[Start]

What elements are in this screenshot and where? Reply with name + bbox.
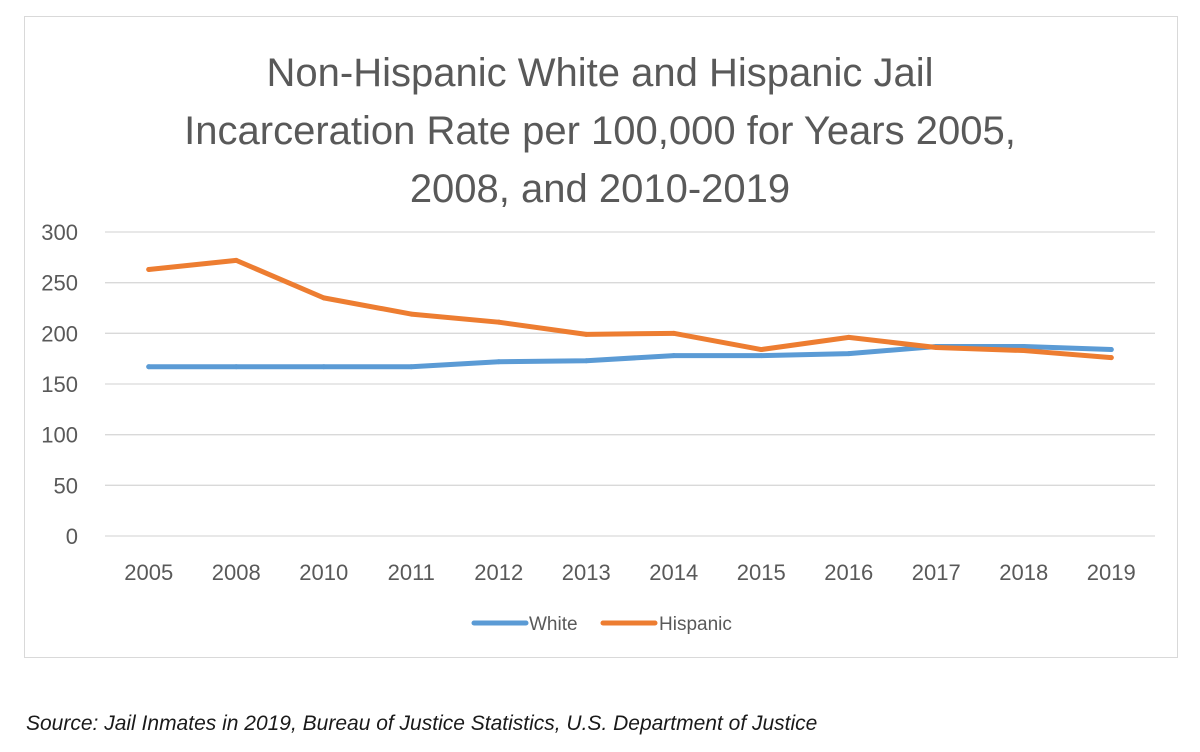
data-point-white <box>758 353 764 359</box>
y-tick-label: 150 <box>41 372 78 397</box>
data-point-white <box>233 364 239 370</box>
y-tick-label: 0 <box>66 524 78 549</box>
y-tick-label: 250 <box>41 271 78 296</box>
data-point-white <box>583 358 589 364</box>
data-point-hispanic <box>583 331 589 337</box>
x-tick-label: 2005 <box>124 560 173 585</box>
gridlines <box>105 231 1155 537</box>
y-tick-label: 300 <box>41 220 78 245</box>
data-point-white <box>846 351 852 357</box>
data-point-hispanic <box>146 266 152 272</box>
x-tick-label: 2015 <box>737 560 786 585</box>
data-point-hispanic <box>846 334 852 340</box>
y-tick-label: 200 <box>41 321 78 346</box>
source-note: Source: Jail Inmates in 2019, Bureau of … <box>26 712 818 735</box>
legend: White Hispanic <box>471 614 732 635</box>
y-tick-label: 50 <box>54 473 78 498</box>
x-tick-label: 2008 <box>212 560 261 585</box>
data-point-hispanic <box>758 347 764 353</box>
x-tick-label: 2019 <box>1087 560 1136 585</box>
data-point-hispanic <box>671 330 677 336</box>
x-tick-label: 2012 <box>474 560 523 585</box>
data-point-white <box>1108 347 1114 353</box>
chart-title-line-3: 2008, and 2010-2019 <box>409 167 791 211</box>
data-point-white <box>496 359 502 365</box>
data-point-white <box>321 364 327 370</box>
y-axis-ticks: 0 50 100 150 200 250 300 <box>41 220 78 549</box>
data-point-hispanic <box>496 319 502 325</box>
x-tick-label: 2017 <box>912 560 961 585</box>
x-tick-label: 2016 <box>824 560 873 585</box>
chart-title-line-1: Non-Hispanic White and Hispanic Jail <box>266 51 934 95</box>
data-point-white <box>1021 344 1027 350</box>
legend-label-hispanic: Hispanic <box>659 614 732 635</box>
data-point-white <box>408 364 414 370</box>
x-tick-label: 2013 <box>562 560 611 585</box>
y-tick-label: 100 <box>41 423 78 448</box>
data-point-hispanic <box>1021 348 1027 354</box>
data-point-white <box>671 353 677 359</box>
series-lines <box>146 257 1114 370</box>
x-tick-label: 2018 <box>999 560 1048 585</box>
x-tick-label: 2014 <box>649 560 698 585</box>
data-point-hispanic <box>408 311 414 317</box>
legend-label-white: White <box>529 614 578 635</box>
series-line-hispanic <box>146 257 1114 361</box>
data-point-hispanic <box>933 345 939 351</box>
x-axis-ticks: 2005 2008 2010 2011 2012 2013 2014 2015 2016 2017… <box>124 560 1135 585</box>
x-tick-label: 2010 <box>299 560 348 585</box>
chart-title-line-2: Incarceration Rate per 100,000 for Years… <box>184 109 1016 153</box>
x-tick-label: 2011 <box>388 560 435 585</box>
chart-title: Non-Hispanic White and Hispanic Jail Inc… <box>0 44 1200 218</box>
data-point-hispanic <box>321 295 327 301</box>
data-point-hispanic <box>1108 355 1114 361</box>
chart-frame <box>24 16 1178 658</box>
data-point-hispanic <box>233 257 239 263</box>
data-point-white <box>146 364 152 370</box>
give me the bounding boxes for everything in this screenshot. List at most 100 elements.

[End]

> [STATED TASK]
Retype the lines of the entries above, starting with the line that contains "data-point-white <box>758 353 764 359</box>" and stopping after the line that contains "data-point-white <box>583 358 589 364</box>", with both of those lines included.

> [THE RESULT]
data-point-white <box>758 353 764 359</box>
y-tick-label: 150 <box>41 372 78 397</box>
data-point-white <box>233 364 239 370</box>
y-tick-label: 0 <box>66 524 78 549</box>
y-tick-label: 250 <box>41 271 78 296</box>
data-point-white <box>583 358 589 364</box>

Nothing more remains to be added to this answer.